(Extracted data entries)

============================================================

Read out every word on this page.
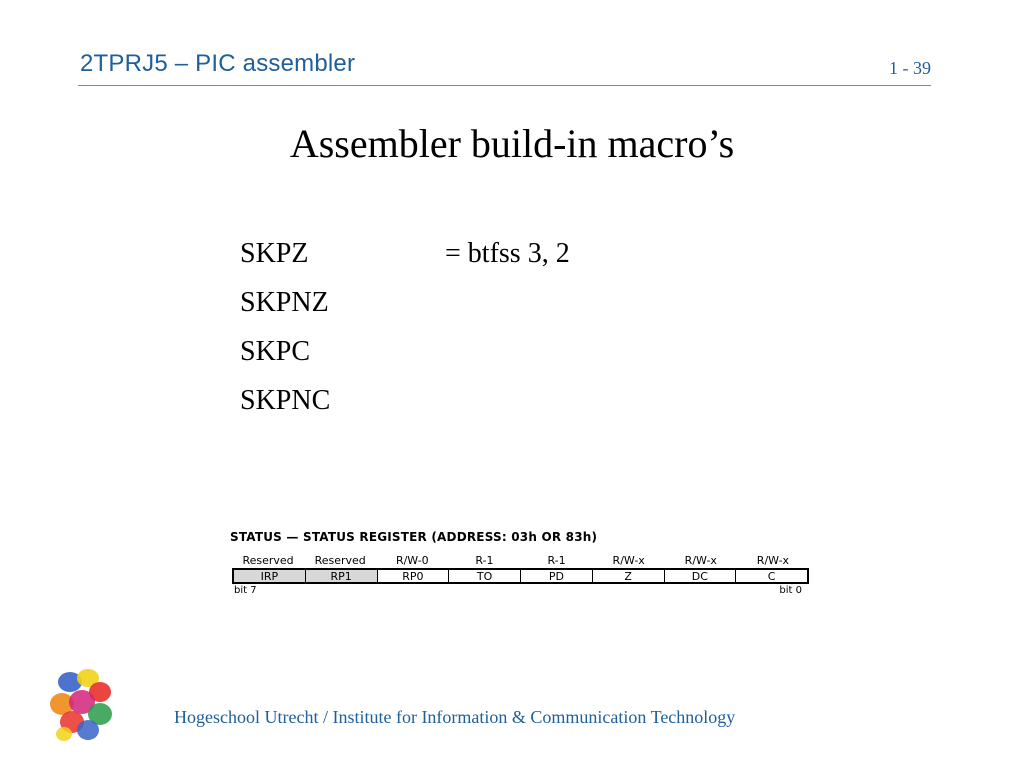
2TPRJ5 – PIC assembler	1 - 39
Assembler build-in macro’s
SKPZ	= btfss 3, 2
SKPNZ
SKPC
SKPNC
STATUS — STATUS REGISTER (ADDRESS: 03h OR 83h)
Reserved	Reserved	R/W-0	R-1	R-1	R/W-x	R/W-x	R/W-x
IRP	RP1	RP0	$\overline{TO}$	$\overline{PD}$	Z	DC	C
bit 7	bit 0
Hogeschool Utrecht / Institute for Information & Communication Technology
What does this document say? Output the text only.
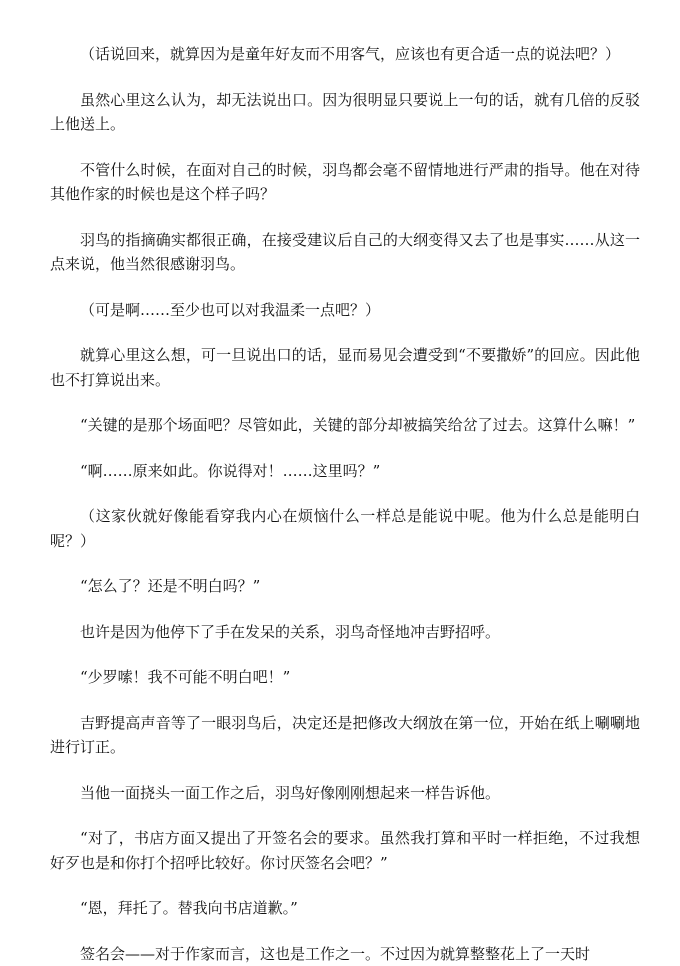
（话说回来，就算因为是童年好友而不用客气，应该也有更合适一点的说法吧？）

虽然心里这么认为，却无法说出口。因为很明显只要说上一句的话，就有几倍的反驳上他送上。

不管什么时候，在面对自己的时候，羽鸟都会毫不留情地进行严肃的指导。他在对待其他作家的时候也是这个样子吗？

羽鸟的指摘确实都很正确，在接受建议后自己的大纲变得又去了也是事实……从这一点来说，他当然很感谢羽鸟。

（可是啊……至少也可以对我温柔一点吧？）

就算心里这么想，可一旦说出口的话，显而易见会遭受到“不要撒娇”的回应。因此他也不打算说出来。

“关键的是那个场面吧？尽管如此，关键的部分却被搞笑给岔了过去。这算什么嘛！”

“啊……原来如此。你说得对！……这里吗？”

（这家伙就好像能看穿我内心在烦恼什么一样总是能说中呢。他为什么总是能明白呢？）

“怎么了？还是不明白吗？”

也许是因为他停下了手在发呆的关系，羽鸟奇怪地冲吉野招呼。

“少罗嗦！我不可能不明白吧！”

吉野提高声音等了一眼羽鸟后，决定还是把修改大纲放在第一位，开始在纸上唰唰地进行订正。

当他一面挠头一面工作之后，羽鸟好像刚刚想起来一样告诉他。

“对了，书店方面又提出了开签名会的要求。虽然我打算和平时一样拒绝，不过我想好歹也是和你打个招呼比较好。你讨厌签名会吧？”

“恩，拜托了。替我向书店道歉。”

签名会——对于作家而言，这也是工作之一。不过因为就算整整花上了一天时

============================================================

Exercise requirements => In the copy, include no pictures; restate the listing above exactly.

Written response =>
Read out every word on this page.
2TPRJ5 – PIC assembler	1 - 39
Assembler build-in macro’s
SKPZ	= btfss 3, 2
SKPNZ
SKPC
SKPNC
STATUS — STATUS REGISTER (ADDRESS: 03h OR 83h)
Reserved	Reserved	R/W-0	R-1	R-1	R/W-x	R/W-x	R/W-x
IRP	RP1	RP0	$\overline{TO}$	$\overline{PD}$	Z	DC	C
bit 7	bit 0
Hogeschool Utrecht / Institute for Information & Communication Technology
What does this document say? Output the text only.
（话说回来，就算因为是童年好友而不用客气，应该也有更合适一点的说法吧？）

虽然心里这么认为，却无法说出口。因为很明显只要说上一句的话，就有几倍的反驳上他送上。

不管什么时候，在面对自己的时候，羽鸟都会毫不留情地进行严肃的指导。他在对待其他作家的时候也是这个样子吗？

羽鸟的指摘确实都很正确，在接受建议后自己的大纲变得又去了也是事实……从这一点来说，他当然很感谢羽鸟。

（可是啊……至少也可以对我温柔一点吧？）

就算心里这么想，可一旦说出口的话，显而易见会遭受到“不要撒娇”的回应。因此他也不打算说出来。

“关键的是那个场面吧？尽管如此，关键的部分却被搞笑给岔了过去。这算什么嘛！”

“啊……原来如此。你说得对！……这里吗？”

（这家伙就好像能看穿我内心在烦恼什么一样总是能说中呢。他为什么总是能明白呢？）

“怎么了？还是不明白吗？”

也许是因为他停下了手在发呆的关系，羽鸟奇怪地冲吉野招呼。

“少罗嗦！我不可能不明白吧！”

吉野提高声音等了一眼羽鸟后，决定还是把修改大纲放在第一位，开始在纸上唰唰地进行订正。

当他一面挠头一面工作之后，羽鸟好像刚刚想起来一样告诉他。

“对了，书店方面又提出了开签名会的要求。虽然我打算和平时一样拒绝，不过我想好歹也是和你打个招呼比较好。你讨厌签名会吧？”

“恩，拜托了。替我向书店道歉。”

签名会——对于作家而言，这也是工作之一。不过因为就算整整花上了一天时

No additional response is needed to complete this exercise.